→ **Instructions to follow**: Quote the material word for word from its first line through the line containing "candle-body: [433, 389, 443, 431]", with both of those lines included.

→ **Dataset records**:
— Start —

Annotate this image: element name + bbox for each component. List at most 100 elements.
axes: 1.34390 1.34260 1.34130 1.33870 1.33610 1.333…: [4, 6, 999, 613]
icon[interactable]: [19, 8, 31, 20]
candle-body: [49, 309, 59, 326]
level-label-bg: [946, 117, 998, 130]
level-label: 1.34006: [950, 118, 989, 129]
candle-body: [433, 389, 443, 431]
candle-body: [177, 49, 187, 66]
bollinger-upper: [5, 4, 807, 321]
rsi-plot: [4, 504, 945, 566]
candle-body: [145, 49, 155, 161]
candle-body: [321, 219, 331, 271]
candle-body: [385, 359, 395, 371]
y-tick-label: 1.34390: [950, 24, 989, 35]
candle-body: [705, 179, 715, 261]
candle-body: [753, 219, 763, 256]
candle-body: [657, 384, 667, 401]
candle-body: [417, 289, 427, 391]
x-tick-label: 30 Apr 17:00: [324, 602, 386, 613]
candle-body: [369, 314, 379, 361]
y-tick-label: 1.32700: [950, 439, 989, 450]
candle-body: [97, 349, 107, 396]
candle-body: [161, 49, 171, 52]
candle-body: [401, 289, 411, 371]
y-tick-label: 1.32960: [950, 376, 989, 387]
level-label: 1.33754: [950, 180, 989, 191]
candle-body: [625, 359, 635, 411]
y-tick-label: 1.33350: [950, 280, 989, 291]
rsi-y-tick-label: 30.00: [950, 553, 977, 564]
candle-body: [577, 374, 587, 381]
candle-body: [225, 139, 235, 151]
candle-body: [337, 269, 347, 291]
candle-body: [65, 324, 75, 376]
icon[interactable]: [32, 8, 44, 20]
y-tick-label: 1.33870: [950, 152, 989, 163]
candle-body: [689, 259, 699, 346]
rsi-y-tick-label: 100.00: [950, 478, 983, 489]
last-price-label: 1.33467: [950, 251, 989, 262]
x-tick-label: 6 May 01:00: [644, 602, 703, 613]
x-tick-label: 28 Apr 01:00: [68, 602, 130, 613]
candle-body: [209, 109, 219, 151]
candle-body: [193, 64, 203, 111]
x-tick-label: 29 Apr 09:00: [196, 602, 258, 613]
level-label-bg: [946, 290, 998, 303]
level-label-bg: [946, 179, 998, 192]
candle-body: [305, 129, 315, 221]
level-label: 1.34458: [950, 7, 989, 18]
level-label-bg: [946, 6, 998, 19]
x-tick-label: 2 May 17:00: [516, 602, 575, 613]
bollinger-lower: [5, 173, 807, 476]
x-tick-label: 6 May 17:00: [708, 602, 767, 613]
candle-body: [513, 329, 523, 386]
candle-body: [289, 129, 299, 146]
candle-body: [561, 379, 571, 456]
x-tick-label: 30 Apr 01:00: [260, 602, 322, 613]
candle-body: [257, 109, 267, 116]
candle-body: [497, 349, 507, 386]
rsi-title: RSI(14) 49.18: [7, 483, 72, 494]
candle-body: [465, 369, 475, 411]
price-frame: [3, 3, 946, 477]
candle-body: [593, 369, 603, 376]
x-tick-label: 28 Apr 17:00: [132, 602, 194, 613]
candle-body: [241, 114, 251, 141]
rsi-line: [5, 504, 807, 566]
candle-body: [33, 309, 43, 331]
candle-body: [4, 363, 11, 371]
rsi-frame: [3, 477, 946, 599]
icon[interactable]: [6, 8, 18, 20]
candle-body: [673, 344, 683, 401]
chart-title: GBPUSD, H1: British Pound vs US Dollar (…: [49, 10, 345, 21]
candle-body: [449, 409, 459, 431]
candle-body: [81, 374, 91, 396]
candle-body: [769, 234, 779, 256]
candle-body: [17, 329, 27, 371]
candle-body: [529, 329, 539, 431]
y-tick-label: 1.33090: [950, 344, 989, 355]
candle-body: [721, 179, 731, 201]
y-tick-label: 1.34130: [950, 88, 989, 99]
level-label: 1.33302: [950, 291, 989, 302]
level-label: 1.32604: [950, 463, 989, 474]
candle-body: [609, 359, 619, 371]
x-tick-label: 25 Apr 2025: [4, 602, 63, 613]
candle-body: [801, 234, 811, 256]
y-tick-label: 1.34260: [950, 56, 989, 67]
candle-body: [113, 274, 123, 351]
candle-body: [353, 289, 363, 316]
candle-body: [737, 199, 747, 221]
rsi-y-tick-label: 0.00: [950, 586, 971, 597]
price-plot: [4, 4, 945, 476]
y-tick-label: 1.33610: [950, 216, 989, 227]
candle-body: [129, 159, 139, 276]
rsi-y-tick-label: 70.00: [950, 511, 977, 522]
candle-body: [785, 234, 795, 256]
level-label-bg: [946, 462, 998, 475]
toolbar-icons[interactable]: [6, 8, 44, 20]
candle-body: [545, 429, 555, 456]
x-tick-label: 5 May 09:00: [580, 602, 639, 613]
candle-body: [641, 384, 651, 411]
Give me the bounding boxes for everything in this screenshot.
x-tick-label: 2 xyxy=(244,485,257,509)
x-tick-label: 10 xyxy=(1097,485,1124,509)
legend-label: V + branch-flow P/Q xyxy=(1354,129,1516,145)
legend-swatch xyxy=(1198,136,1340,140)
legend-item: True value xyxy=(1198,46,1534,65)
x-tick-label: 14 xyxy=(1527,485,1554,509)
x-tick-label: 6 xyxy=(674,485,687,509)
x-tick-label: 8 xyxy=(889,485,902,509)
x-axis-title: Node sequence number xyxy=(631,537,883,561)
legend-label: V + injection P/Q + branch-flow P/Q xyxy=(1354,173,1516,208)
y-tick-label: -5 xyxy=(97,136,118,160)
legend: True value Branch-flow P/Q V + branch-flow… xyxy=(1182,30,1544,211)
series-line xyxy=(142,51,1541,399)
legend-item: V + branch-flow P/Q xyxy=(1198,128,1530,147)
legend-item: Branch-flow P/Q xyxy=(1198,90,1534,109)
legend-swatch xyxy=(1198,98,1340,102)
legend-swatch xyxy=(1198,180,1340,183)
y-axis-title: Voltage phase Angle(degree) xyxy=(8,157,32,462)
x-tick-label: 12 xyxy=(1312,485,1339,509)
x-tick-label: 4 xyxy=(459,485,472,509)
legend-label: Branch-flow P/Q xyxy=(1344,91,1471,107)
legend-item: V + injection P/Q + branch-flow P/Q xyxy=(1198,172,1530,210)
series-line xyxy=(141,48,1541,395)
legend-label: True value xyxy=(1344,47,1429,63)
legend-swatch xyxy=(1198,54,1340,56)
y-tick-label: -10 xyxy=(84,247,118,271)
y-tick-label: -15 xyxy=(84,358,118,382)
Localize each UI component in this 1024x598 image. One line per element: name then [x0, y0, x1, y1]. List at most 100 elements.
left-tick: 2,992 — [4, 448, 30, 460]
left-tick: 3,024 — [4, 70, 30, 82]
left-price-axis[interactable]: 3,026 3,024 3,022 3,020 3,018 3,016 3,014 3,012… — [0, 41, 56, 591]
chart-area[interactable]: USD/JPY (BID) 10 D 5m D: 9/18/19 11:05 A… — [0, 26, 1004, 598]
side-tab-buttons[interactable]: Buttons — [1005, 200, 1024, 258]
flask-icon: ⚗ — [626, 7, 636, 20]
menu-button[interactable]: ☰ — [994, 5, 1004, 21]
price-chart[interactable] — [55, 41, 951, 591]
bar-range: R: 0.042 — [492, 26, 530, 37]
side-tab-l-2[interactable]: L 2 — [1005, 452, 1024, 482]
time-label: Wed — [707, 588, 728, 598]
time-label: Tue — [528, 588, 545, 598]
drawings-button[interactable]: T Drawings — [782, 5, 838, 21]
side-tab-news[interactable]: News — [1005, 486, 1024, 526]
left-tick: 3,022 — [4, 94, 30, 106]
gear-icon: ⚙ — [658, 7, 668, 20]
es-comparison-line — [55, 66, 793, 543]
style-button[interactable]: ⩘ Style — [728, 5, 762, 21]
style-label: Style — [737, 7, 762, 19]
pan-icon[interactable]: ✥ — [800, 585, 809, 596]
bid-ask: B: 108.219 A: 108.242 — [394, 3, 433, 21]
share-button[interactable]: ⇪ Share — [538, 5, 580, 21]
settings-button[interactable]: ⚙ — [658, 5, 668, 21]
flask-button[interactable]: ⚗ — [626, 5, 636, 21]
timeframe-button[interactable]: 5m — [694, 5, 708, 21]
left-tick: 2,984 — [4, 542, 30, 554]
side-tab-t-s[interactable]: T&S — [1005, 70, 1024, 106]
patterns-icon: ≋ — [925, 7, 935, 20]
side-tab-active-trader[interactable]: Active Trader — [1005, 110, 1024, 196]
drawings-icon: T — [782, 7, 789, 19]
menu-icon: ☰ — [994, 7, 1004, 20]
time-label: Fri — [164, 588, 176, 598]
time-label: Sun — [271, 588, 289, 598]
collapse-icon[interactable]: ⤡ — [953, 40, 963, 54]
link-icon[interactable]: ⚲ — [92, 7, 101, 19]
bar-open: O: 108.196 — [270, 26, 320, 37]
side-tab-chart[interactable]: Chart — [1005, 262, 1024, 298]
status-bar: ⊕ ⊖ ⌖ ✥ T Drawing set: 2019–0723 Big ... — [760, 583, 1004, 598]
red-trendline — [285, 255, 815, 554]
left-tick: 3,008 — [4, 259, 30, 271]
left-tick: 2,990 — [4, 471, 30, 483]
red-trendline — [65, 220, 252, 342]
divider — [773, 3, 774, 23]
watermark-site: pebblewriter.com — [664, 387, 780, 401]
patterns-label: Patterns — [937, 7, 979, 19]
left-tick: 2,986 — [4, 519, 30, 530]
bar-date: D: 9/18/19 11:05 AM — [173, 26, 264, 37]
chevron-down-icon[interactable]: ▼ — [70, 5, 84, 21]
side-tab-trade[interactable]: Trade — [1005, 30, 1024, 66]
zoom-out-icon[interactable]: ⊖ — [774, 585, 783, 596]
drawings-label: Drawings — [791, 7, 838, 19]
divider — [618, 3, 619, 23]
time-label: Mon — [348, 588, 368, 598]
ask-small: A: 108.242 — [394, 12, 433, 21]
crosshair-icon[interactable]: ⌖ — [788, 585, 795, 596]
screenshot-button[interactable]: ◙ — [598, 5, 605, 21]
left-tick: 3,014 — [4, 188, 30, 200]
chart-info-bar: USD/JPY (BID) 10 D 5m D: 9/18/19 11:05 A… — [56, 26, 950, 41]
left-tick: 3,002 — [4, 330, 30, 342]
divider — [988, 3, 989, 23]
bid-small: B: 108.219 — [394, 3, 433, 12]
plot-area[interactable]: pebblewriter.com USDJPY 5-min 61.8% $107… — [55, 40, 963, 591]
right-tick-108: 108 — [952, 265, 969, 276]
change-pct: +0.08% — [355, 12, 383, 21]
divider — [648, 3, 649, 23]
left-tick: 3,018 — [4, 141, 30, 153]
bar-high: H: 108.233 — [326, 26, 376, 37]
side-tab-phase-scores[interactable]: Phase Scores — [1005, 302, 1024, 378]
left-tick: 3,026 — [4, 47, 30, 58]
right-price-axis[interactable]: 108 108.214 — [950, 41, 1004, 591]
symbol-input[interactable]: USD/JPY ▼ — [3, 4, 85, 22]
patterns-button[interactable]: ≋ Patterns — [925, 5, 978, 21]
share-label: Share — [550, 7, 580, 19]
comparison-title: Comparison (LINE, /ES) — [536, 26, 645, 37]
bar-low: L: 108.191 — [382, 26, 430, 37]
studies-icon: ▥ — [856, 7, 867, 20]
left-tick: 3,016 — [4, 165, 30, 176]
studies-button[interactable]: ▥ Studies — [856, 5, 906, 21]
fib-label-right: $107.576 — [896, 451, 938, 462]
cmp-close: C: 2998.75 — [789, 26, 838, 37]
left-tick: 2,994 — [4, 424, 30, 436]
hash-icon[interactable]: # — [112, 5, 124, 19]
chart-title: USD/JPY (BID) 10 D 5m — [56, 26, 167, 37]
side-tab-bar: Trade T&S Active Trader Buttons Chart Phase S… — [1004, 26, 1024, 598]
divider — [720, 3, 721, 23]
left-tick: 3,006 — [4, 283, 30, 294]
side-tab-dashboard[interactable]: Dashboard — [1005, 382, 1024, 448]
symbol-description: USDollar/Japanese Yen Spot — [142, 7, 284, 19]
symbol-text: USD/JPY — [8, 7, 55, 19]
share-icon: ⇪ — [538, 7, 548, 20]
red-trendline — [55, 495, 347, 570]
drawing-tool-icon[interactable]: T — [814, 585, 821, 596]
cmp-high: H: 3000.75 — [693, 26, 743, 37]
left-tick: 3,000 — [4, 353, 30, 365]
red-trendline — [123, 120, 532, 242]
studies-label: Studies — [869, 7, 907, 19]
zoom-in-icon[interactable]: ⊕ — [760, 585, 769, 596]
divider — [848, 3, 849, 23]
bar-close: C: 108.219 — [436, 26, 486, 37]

— End —

→ **Task solution**:
Annotate this image: element name + bbox for each component. List at most 100 elements.
axes: 1.34390 1.34260 1.34130 1.33870 1.33610 1.333…: [4, 6, 999, 613]
icon[interactable]: [19, 8, 31, 20]
candle-body: [49, 309, 59, 326]
level-label-bg: [946, 117, 998, 130]
level-label: 1.34006: [950, 118, 989, 129]
candle-body: [433, 389, 443, 431]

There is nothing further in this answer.